>> start Given data

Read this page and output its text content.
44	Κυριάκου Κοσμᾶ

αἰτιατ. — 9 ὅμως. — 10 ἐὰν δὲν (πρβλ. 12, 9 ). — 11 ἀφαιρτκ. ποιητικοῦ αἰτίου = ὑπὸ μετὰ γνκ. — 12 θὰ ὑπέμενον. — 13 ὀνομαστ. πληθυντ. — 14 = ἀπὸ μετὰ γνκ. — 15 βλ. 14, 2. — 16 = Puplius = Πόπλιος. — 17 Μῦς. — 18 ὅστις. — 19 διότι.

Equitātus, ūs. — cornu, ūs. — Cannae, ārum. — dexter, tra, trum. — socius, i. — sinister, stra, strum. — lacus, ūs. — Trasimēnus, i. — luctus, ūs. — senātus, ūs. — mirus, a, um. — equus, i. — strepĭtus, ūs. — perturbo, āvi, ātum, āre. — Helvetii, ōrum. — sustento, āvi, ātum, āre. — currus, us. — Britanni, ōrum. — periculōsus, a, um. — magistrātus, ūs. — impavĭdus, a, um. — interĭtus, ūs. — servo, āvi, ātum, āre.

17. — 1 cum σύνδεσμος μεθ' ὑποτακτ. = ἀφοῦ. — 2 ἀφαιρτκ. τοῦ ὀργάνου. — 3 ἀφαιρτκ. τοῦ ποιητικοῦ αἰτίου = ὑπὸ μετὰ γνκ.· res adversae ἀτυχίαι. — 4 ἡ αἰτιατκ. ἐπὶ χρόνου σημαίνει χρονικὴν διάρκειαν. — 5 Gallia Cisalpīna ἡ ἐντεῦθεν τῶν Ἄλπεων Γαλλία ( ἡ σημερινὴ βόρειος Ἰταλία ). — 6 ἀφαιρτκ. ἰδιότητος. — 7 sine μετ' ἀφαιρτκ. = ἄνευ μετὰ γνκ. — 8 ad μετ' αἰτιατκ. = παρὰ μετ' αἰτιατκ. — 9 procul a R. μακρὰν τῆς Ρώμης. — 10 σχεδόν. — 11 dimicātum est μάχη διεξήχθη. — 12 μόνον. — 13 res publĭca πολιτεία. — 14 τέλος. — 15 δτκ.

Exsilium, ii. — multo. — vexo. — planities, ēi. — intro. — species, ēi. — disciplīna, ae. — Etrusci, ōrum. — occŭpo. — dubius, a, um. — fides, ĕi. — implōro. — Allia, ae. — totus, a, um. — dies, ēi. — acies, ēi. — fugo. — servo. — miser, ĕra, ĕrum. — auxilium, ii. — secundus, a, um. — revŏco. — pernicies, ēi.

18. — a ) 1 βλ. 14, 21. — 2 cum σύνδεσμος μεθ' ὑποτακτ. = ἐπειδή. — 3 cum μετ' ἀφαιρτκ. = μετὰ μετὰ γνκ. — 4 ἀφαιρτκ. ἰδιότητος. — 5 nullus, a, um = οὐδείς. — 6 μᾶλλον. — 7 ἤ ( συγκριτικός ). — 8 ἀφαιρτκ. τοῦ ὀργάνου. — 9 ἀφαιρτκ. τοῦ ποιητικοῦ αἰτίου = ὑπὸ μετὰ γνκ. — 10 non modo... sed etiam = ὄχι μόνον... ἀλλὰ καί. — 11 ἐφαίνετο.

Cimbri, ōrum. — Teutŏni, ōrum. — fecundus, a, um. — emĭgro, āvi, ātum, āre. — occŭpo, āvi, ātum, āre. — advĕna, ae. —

>> end Given data

Problem requirements: Take the records above and return them exactly as written.

Full response:
Read this page and output its text content.
44	Κυριάκου Κοσμᾶ

αἰτιατ. — 9 ὅμως. — 10 ἐὰν δὲν (πρβλ. 12, 9 ). — 11 ἀφαιρτκ. ποιητικοῦ αἰτίου = ὑπὸ μετὰ γνκ. — 12 θὰ ὑπέμενον. — 13 ὀνομαστ. πληθυντ. — 14 = ἀπὸ μετὰ γνκ. — 15 βλ. 14, 2. — 16 = Puplius = Πόπλιος. — 17 Μῦς. — 18 ὅστις. — 19 διότι.

Equitātus, ūs. — cornu, ūs. — Cannae, ārum. — dexter, tra, trum. — socius, i. — sinister, stra, strum. — lacus, ūs. — Trasimēnus, i. — luctus, ūs. — senātus, ūs. — mirus, a, um. — equus, i. — strepĭtus, ūs. — perturbo, āvi, ātum, āre. — Helvetii, ōrum. — sustento, āvi, ātum, āre. — currus, us. — Britanni, ōrum. — periculōsus, a, um. — magistrātus, ūs. — impavĭdus, a, um. — interĭtus, ūs. — servo, āvi, ātum, āre.

17. — 1 cum σύνδεσμος μεθ' ὑποτακτ. = ἀφοῦ. — 2 ἀφαιρτκ. τοῦ ὀργάνου. — 3 ἀφαιρτκ. τοῦ ποιητικοῦ αἰτίου = ὑπὸ μετὰ γνκ.· res adversae ἀτυχίαι. — 4 ἡ αἰτιατκ. ἐπὶ χρόνου σημαίνει χρονικὴν διάρκειαν. — 5 Gallia Cisalpīna ἡ ἐντεῦθεν τῶν Ἄλπεων Γαλλία ( ἡ σημερινὴ βόρειος Ἰταλία ). — 6 ἀφαιρτκ. ἰδιότητος. — 7 sine μετ' ἀφαιρτκ. = ἄνευ μετὰ γνκ. — 8 ad μετ' αἰτιατκ. = παρὰ μετ' αἰτιατκ. — 9 procul a R. μακρὰν τῆς Ρώμης. — 10 σχεδόν. — 11 dimicātum est μάχη διεξήχθη. — 12 μόνον. — 13 res publĭca πολιτεία. — 14 τέλος. — 15 δτκ.

Exsilium, ii. — multo. — vexo. — planities, ēi. — intro. — species, ēi. — disciplīna, ae. — Etrusci, ōrum. — occŭpo. — dubius, a, um. — fides, ĕi. — implōro. — Allia, ae. — totus, a, um. — dies, ēi. — acies, ēi. — fugo. — servo. — miser, ĕra, ĕrum. — auxilium, ii. — secundus, a, um. — revŏco. — pernicies, ēi.

18. — a ) 1 βλ. 14, 21. — 2 cum σύνδεσμος μεθ' ὑποτακτ. = ἐπειδή. — 3 cum μετ' ἀφαιρτκ. = μετὰ μετὰ γνκ. — 4 ἀφαιρτκ. ἰδιότητος. — 5 nullus, a, um = οὐδείς. — 6 μᾶλλον. — 7 ἤ ( συγκριτικός ). — 8 ἀφαιρτκ. τοῦ ὀργάνου. — 9 ἀφαιρτκ. τοῦ ποιητικοῦ αἰτίου = ὑπὸ μετὰ γνκ. — 10 non modo... sed etiam = ὄχι μόνον... ἀλλὰ καί. — 11 ἐφαίνετο.

Cimbri, ōrum. — Teutŏni, ōrum. — fecundus, a, um. — emĭgro, āvi, ātum, āre. — occŭpo, āvi, ātum, āre. — advĕna, ae. —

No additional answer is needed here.